WHAT YOU HAVE TO DO> Some lines in the records below may hold the word "lectura"; give the number of those lines and nothing else.

______________________________

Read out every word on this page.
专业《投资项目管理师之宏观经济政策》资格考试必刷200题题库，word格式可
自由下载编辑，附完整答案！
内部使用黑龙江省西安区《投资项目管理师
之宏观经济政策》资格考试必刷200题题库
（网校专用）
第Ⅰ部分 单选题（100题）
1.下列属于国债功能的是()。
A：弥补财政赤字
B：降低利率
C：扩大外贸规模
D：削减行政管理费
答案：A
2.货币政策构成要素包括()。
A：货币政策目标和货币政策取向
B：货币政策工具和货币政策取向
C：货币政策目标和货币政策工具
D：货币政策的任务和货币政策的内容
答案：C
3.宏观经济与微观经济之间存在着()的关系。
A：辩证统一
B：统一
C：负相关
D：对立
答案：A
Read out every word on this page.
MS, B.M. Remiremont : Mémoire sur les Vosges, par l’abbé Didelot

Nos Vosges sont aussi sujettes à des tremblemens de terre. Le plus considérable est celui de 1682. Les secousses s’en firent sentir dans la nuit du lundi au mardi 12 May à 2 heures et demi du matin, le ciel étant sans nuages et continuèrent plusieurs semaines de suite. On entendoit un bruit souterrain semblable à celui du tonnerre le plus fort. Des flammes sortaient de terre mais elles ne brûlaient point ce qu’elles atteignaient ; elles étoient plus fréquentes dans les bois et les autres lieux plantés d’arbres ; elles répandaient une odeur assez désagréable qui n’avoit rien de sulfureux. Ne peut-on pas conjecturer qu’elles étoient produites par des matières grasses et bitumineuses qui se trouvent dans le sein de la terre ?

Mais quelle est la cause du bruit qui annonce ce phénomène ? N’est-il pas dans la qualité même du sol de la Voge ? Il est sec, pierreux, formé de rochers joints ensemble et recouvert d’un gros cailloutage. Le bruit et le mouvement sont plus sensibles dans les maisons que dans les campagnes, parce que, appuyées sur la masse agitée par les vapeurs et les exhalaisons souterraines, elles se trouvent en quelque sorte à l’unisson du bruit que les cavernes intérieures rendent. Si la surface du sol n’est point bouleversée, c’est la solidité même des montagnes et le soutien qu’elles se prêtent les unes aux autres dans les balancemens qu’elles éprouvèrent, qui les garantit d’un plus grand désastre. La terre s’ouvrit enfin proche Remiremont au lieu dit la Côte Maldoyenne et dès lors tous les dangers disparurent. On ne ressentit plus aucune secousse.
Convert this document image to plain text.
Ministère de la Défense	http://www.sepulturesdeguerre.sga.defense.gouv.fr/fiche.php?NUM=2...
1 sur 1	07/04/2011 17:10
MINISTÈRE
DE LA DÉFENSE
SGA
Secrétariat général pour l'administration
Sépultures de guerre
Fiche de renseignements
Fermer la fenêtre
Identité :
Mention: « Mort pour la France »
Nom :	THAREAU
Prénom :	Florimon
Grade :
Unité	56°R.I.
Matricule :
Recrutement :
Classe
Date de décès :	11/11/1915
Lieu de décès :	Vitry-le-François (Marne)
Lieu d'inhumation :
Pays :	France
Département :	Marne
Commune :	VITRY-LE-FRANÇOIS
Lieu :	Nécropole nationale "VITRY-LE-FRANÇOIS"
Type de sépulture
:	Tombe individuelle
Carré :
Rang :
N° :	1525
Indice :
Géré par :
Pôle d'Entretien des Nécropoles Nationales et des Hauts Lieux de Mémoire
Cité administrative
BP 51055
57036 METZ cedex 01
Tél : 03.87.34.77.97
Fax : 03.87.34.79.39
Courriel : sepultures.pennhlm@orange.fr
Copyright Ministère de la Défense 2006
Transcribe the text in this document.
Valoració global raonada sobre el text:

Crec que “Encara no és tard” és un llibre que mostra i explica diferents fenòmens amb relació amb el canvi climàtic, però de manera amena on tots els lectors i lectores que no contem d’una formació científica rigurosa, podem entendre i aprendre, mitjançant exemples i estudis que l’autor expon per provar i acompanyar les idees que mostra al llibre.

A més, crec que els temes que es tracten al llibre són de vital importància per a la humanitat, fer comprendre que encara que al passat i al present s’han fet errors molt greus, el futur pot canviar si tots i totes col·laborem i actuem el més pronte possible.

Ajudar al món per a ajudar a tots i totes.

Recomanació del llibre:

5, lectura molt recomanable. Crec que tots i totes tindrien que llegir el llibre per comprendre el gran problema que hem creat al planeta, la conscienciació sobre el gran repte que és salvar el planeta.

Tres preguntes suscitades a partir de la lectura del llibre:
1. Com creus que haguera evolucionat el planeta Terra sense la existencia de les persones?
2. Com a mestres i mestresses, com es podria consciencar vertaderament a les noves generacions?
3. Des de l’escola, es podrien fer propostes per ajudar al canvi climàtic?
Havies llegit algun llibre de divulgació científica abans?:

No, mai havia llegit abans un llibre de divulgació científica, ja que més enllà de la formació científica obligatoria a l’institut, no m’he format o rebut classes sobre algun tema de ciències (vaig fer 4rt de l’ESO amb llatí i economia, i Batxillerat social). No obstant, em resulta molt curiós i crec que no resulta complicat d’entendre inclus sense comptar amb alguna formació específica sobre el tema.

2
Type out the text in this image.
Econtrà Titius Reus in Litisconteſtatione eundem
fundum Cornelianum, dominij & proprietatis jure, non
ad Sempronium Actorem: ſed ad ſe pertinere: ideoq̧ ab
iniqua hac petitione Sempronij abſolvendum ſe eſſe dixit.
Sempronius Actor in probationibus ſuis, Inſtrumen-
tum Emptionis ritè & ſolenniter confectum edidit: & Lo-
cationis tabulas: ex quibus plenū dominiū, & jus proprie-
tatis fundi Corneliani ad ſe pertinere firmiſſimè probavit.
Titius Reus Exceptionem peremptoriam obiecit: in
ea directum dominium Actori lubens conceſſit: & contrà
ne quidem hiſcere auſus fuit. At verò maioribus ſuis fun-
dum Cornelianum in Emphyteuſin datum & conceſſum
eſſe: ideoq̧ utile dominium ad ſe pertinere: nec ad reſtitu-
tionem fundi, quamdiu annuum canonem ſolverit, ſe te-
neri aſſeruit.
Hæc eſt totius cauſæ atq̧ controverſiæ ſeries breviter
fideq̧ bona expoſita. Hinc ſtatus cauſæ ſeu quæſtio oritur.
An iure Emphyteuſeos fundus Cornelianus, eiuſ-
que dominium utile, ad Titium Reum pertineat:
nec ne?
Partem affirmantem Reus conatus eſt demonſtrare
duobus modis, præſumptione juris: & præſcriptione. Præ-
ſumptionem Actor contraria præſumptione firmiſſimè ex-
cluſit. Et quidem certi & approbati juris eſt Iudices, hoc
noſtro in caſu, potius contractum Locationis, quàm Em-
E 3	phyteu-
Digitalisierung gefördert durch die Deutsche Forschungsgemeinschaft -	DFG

______________________________

FINISHED ANSWER> 2